▶ WHAT IS REQUIRED
Gather, from the data below, each line in which the word "Sort" occurs.

▶ DATA SUPPLIED
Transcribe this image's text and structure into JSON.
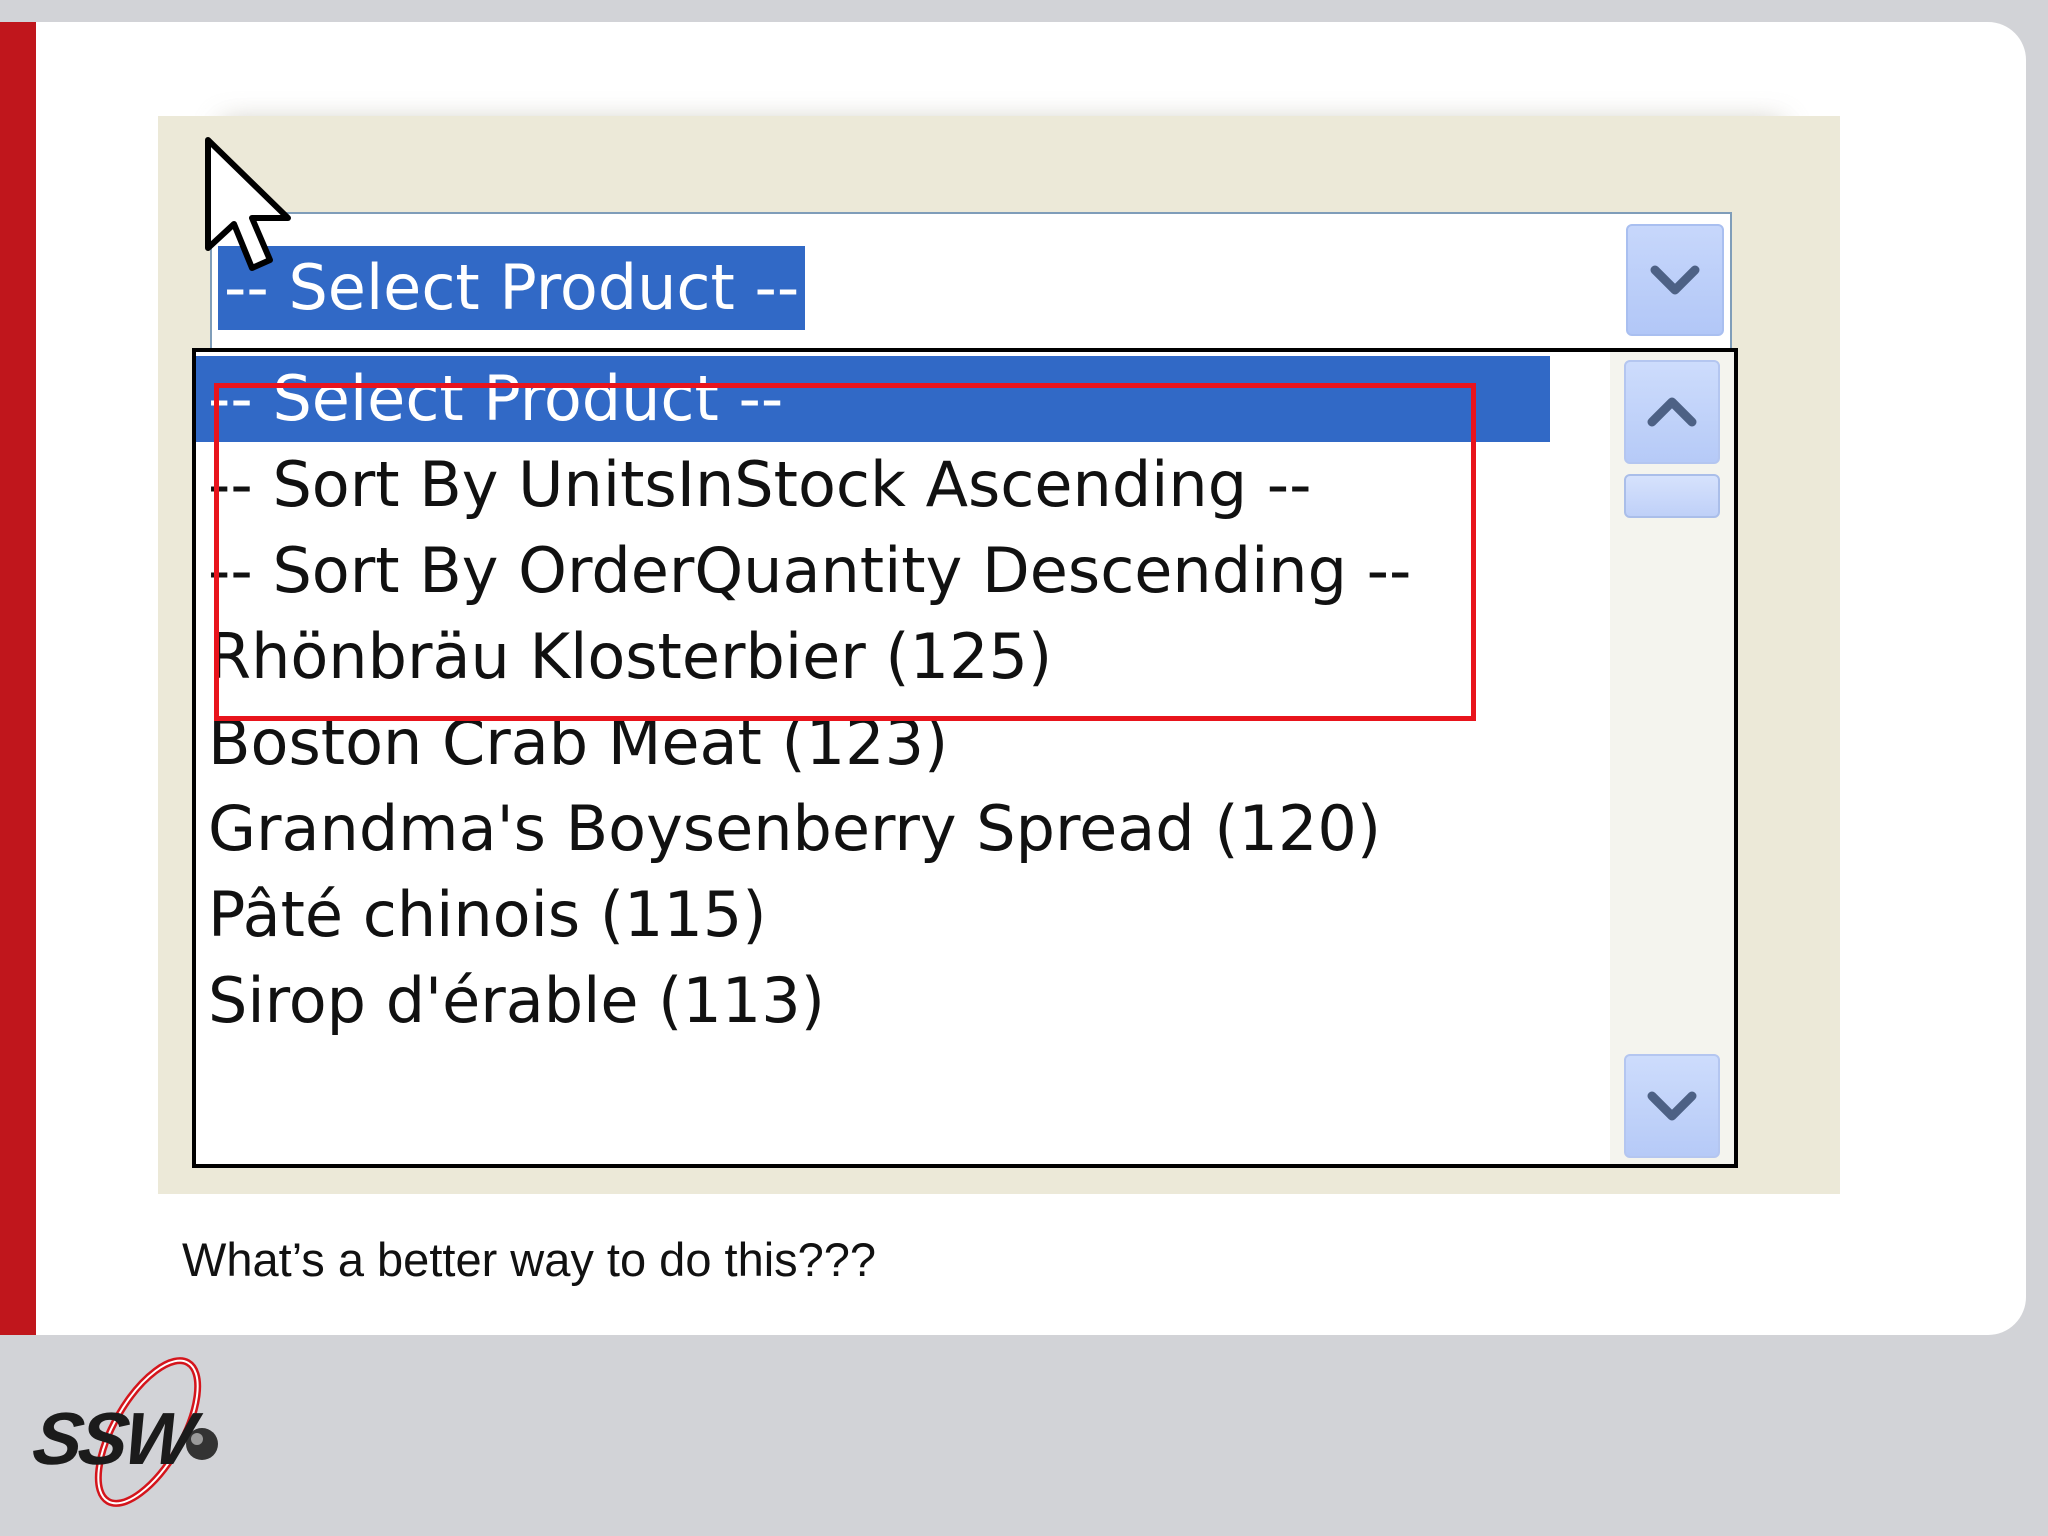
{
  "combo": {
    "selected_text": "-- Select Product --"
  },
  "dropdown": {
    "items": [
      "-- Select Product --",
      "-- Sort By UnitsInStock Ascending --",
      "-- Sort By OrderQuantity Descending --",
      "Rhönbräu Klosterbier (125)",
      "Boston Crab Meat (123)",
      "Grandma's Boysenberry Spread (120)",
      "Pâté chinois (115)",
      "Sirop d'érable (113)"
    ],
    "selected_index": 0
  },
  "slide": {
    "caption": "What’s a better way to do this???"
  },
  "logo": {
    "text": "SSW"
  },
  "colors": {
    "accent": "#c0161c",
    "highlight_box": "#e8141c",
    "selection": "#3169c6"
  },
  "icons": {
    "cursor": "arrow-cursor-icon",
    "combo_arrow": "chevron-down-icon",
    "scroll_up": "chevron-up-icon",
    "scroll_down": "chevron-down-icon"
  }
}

---

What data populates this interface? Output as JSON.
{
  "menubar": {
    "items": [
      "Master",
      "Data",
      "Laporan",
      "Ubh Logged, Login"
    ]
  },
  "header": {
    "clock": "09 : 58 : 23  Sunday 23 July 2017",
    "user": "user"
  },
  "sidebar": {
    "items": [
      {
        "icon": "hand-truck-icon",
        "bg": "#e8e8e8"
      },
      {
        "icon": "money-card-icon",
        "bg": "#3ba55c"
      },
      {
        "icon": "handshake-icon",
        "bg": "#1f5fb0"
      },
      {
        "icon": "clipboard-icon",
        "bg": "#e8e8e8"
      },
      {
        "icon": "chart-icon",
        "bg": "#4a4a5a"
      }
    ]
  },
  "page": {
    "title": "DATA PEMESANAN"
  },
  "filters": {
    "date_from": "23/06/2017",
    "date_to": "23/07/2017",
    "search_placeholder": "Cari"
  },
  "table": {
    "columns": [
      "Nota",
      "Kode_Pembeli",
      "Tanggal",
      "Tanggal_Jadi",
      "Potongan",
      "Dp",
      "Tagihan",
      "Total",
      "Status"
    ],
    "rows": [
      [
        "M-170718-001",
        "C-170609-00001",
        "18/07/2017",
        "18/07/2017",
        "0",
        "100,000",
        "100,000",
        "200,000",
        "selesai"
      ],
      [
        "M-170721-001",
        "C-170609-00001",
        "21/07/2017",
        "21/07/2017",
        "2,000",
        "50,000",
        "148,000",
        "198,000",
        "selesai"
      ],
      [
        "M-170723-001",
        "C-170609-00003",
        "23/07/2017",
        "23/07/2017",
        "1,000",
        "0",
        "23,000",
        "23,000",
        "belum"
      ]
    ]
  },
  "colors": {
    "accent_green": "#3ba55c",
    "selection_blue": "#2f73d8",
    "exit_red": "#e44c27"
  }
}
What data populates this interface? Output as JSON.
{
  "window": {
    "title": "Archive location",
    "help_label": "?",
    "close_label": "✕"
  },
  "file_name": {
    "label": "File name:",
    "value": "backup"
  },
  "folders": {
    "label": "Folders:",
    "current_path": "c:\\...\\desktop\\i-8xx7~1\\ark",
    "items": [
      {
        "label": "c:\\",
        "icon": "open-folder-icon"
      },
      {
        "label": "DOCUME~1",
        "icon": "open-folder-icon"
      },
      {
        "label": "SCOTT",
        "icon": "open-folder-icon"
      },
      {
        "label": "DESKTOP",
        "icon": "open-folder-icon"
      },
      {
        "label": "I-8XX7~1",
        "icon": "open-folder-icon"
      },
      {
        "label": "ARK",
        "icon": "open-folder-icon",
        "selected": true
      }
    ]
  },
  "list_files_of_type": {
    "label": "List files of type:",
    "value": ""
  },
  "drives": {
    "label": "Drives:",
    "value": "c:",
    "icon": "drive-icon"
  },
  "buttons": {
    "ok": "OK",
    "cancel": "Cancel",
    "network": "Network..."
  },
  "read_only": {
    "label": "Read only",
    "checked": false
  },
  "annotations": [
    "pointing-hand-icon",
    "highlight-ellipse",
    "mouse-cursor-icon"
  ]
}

...

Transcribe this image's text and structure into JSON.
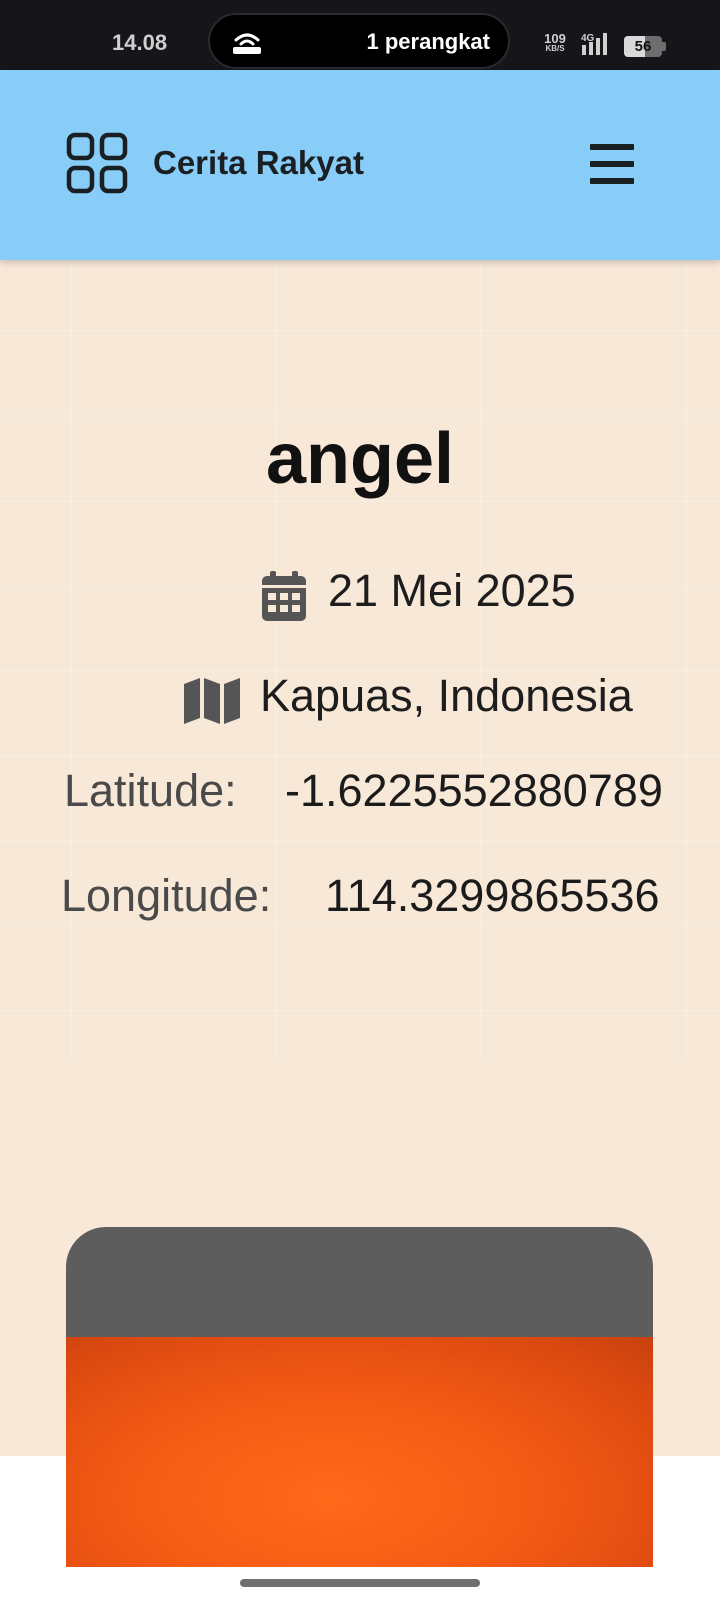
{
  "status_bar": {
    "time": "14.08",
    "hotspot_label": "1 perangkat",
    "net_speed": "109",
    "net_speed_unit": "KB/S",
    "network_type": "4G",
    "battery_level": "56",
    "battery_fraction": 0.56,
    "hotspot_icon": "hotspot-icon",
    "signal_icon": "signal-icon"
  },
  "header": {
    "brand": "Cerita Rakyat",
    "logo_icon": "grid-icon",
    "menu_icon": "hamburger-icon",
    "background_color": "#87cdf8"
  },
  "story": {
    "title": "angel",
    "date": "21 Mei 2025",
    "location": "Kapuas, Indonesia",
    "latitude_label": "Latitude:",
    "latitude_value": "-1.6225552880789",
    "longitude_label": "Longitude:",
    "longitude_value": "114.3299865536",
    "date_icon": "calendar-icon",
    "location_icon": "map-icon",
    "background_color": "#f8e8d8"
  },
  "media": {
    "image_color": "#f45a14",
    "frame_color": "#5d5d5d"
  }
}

▶ WRITTEN RESPONSE
      "-- Sort By UnitsInStock Ascending --",
      "-- Sort By OrderQuantity Descending --",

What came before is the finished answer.